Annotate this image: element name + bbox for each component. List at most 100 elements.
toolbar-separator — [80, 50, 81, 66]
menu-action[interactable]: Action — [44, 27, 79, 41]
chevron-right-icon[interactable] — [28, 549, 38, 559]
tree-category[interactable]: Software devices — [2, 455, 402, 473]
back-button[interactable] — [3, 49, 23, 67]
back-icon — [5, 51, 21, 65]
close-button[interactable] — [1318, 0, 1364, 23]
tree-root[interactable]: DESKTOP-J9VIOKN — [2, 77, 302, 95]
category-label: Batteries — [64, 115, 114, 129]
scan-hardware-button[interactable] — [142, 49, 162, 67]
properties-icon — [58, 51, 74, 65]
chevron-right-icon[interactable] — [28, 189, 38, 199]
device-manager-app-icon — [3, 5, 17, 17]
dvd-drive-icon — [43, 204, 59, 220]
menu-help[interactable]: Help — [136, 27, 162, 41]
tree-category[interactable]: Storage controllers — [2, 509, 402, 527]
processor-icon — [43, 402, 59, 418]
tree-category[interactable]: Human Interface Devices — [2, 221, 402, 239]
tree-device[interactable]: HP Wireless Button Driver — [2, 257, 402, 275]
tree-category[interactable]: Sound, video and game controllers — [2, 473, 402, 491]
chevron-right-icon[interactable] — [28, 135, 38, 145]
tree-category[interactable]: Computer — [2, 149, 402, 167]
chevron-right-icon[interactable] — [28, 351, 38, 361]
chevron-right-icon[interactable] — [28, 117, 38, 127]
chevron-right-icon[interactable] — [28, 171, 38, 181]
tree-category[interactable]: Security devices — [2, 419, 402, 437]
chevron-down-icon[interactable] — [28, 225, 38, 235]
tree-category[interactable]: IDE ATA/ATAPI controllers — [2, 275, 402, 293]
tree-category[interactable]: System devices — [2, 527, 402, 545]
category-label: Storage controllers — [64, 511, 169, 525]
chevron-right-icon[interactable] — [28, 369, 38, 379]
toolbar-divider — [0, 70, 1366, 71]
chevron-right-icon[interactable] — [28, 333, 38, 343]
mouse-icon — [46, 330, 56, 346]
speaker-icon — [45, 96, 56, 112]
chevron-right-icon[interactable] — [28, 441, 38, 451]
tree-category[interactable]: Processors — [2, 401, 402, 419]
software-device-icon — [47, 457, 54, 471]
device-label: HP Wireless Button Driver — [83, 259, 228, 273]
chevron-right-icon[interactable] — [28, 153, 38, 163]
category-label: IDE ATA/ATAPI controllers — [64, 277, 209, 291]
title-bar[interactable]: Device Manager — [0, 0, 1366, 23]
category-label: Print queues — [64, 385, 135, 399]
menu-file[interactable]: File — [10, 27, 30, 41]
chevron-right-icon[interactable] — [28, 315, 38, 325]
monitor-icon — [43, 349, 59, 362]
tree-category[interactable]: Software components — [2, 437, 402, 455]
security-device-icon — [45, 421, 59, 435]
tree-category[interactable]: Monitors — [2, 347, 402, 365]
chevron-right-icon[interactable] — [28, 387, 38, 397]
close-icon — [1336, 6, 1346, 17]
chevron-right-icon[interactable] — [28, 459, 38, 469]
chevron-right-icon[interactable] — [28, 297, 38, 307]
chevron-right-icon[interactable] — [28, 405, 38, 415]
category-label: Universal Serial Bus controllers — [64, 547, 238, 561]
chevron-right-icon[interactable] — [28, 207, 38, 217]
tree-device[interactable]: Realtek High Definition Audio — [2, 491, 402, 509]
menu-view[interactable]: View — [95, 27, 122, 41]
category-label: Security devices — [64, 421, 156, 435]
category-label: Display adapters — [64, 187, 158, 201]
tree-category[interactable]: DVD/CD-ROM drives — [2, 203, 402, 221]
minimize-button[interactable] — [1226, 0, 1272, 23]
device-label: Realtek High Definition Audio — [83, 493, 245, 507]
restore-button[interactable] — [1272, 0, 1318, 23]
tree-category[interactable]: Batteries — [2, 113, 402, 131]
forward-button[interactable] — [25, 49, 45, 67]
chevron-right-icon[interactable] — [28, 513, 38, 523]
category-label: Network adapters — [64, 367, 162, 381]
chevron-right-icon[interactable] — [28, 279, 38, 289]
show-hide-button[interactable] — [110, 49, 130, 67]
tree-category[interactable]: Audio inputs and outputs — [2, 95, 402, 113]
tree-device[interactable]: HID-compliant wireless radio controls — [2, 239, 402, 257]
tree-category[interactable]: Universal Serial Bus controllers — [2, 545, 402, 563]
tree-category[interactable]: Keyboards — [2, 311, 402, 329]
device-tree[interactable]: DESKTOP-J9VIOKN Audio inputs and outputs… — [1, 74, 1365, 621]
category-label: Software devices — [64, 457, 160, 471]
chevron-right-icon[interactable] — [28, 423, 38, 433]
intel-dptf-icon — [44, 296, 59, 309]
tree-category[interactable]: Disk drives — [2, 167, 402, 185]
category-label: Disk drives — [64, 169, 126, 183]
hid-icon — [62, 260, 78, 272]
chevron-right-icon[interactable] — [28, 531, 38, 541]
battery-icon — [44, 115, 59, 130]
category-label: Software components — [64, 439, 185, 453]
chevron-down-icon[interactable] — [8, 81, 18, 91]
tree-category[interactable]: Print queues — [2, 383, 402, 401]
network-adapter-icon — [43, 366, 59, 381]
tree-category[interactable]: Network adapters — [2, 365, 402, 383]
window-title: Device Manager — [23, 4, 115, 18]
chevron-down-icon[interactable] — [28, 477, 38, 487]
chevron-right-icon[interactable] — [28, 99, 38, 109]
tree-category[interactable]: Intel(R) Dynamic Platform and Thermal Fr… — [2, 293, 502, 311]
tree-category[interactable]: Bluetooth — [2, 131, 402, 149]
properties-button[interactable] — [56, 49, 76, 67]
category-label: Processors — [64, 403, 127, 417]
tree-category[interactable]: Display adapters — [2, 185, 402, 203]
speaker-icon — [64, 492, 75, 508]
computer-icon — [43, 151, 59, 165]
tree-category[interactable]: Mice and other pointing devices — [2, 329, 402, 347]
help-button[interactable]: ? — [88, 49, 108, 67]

━━━━━━━━━━

__What is asked__
Reproduce verbatim the portion of the material running from its very beginning through the line containing "chevron-down-icon[interactable] — [28, 225, 38, 235]", including that line.

__Result__
Annotate this image: element name + bbox for each component. List at most 100 elements.
toolbar-separator — [80, 50, 81, 66]
menu-action[interactable]: Action — [44, 27, 79, 41]
chevron-right-icon[interactable] — [28, 549, 38, 559]
tree-category[interactable]: Software devices — [2, 455, 402, 473]
back-button[interactable] — [3, 49, 23, 67]
back-icon — [5, 51, 21, 65]
close-button[interactable] — [1318, 0, 1364, 23]
tree-root[interactable]: DESKTOP-J9VIOKN — [2, 77, 302, 95]
category-label: Batteries — [64, 115, 114, 129]
scan-hardware-button[interactable] — [142, 49, 162, 67]
properties-icon — [58, 51, 74, 65]
chevron-right-icon[interactable] — [28, 189, 38, 199]
device-manager-app-icon — [3, 5, 17, 17]
dvd-drive-icon — [43, 204, 59, 220]
menu-help[interactable]: Help — [136, 27, 162, 41]
tree-category[interactable]: Storage controllers — [2, 509, 402, 527]
processor-icon — [43, 402, 59, 418]
tree-category[interactable]: Human Interface Devices — [2, 221, 402, 239]
tree-device[interactable]: HP Wireless Button Driver — [2, 257, 402, 275]
tree-category[interactable]: Sound, video and game controllers — [2, 473, 402, 491]
chevron-right-icon[interactable] — [28, 135, 38, 145]
tree-category[interactable]: Computer — [2, 149, 402, 167]
chevron-right-icon[interactable] — [28, 351, 38, 361]
chevron-right-icon[interactable] — [28, 117, 38, 127]
chevron-right-icon[interactable] — [28, 171, 38, 181]
tree-category[interactable]: Security devices — [2, 419, 402, 437]
chevron-down-icon[interactable] — [28, 225, 38, 235]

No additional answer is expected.